[Stored data entries]
────

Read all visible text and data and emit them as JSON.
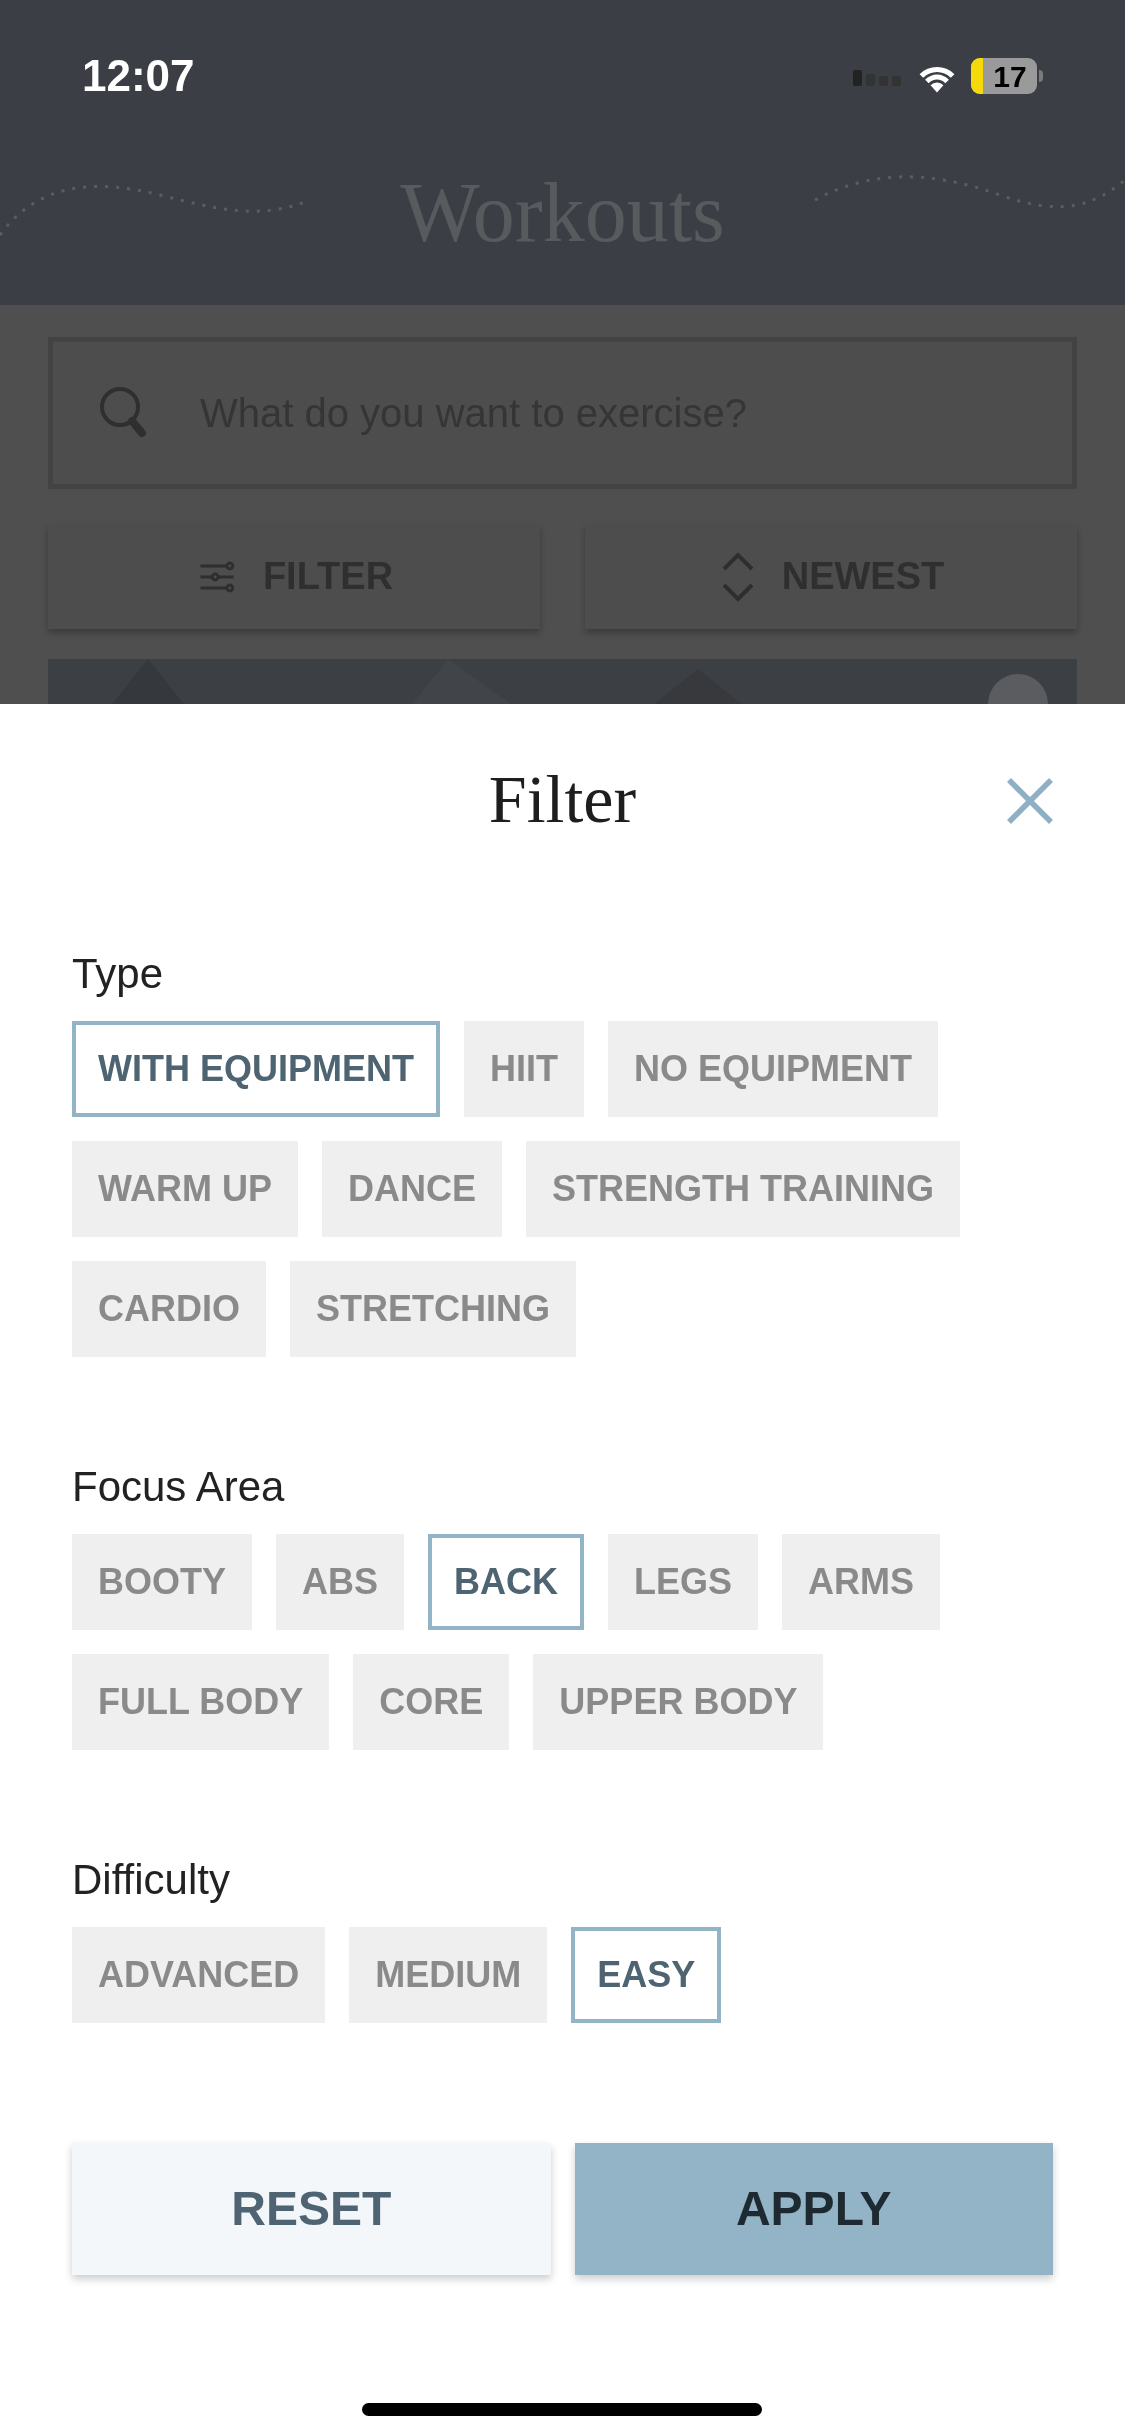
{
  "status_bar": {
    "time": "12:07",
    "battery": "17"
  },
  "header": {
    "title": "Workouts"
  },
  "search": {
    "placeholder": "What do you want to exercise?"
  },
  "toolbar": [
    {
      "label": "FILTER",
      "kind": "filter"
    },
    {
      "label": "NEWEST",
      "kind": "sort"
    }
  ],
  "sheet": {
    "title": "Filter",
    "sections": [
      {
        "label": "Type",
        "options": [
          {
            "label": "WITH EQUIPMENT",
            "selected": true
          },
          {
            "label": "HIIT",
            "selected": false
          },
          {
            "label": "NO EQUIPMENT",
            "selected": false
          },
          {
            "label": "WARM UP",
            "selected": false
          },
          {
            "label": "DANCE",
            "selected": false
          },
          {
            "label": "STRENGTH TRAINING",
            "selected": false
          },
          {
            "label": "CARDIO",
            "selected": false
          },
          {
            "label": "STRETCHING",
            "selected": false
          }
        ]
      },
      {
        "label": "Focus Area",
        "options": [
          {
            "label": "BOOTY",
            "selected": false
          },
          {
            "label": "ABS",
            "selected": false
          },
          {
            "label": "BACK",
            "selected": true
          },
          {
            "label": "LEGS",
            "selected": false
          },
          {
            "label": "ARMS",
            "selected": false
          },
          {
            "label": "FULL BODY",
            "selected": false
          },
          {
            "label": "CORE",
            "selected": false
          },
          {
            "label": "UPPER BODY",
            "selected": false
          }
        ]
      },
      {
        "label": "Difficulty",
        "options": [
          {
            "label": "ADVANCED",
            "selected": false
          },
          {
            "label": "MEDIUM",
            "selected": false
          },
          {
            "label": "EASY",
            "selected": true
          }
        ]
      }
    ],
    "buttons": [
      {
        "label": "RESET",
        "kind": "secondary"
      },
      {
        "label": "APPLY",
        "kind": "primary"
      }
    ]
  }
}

────

Exercise objective: Quote the entries above word for word. Leave the images out.

Completed exercise:
Read all visible text and data and emit them as JSON.
{
  "status_bar": {
    "time": "12:07",
    "battery": "17"
  },
  "header": {
    "title": "Workouts"
  },
  "search": {
    "placeholder": "What do you want to exercise?"
  },
  "toolbar": [
    {
      "label": "FILTER",
      "kind": "filter"
    },
    {
      "label": "NEWEST",
      "kind": "sort"
    }
  ],
  "sheet": {
    "title": "Filter",
    "sections": [
      {
        "label": "Type",
        "options": [
          {
            "label": "WITH EQUIPMENT",
            "selected": true
          },
          {
            "label": "HIIT",
            "selected": false
          },
          {
            "label": "NO EQUIPMENT",
            "selected": false
          },
          {
            "label": "WARM UP",
            "selected": false
          },
          {
            "label": "DANCE",
            "selected": false
          },
          {
            "label": "STRENGTH TRAINING",
            "selected": false
          },
          {
            "label": "CARDIO",
            "selected": false
          },
          {
            "label": "STRETCHING",
            "selected": false
          }
        ]
      },
      {
        "label": "Focus Area",
        "options": [
          {
            "label": "BOOTY",
            "selected": false
          },
          {
            "label": "ABS",
            "selected": false
          },
          {
            "label": "BACK",
            "selected": true
          },
          {
            "label": "LEGS",
            "selected": false
          },
          {
            "label": "ARMS",
            "selected": false
          },
          {
            "label": "FULL BODY",
            "selected": false
          },
          {
            "label": "CORE",
            "selected": false
          },
          {
            "label": "UPPER BODY",
            "selected": false
          }
        ]
      },
      {
        "label": "Difficulty",
        "options": [
          {
            "label": "ADVANCED",
            "selected": false
          },
          {
            "label": "MEDIUM",
            "selected": false
          },
          {
            "label": "EASY",
            "selected": true
          }
        ]
      }
    ],
    "buttons": [
      {
        "label": "RESET",
        "kind": "secondary"
      },
      {
        "label": "APPLY",
        "kind": "primary"
      }
    ]
  }
}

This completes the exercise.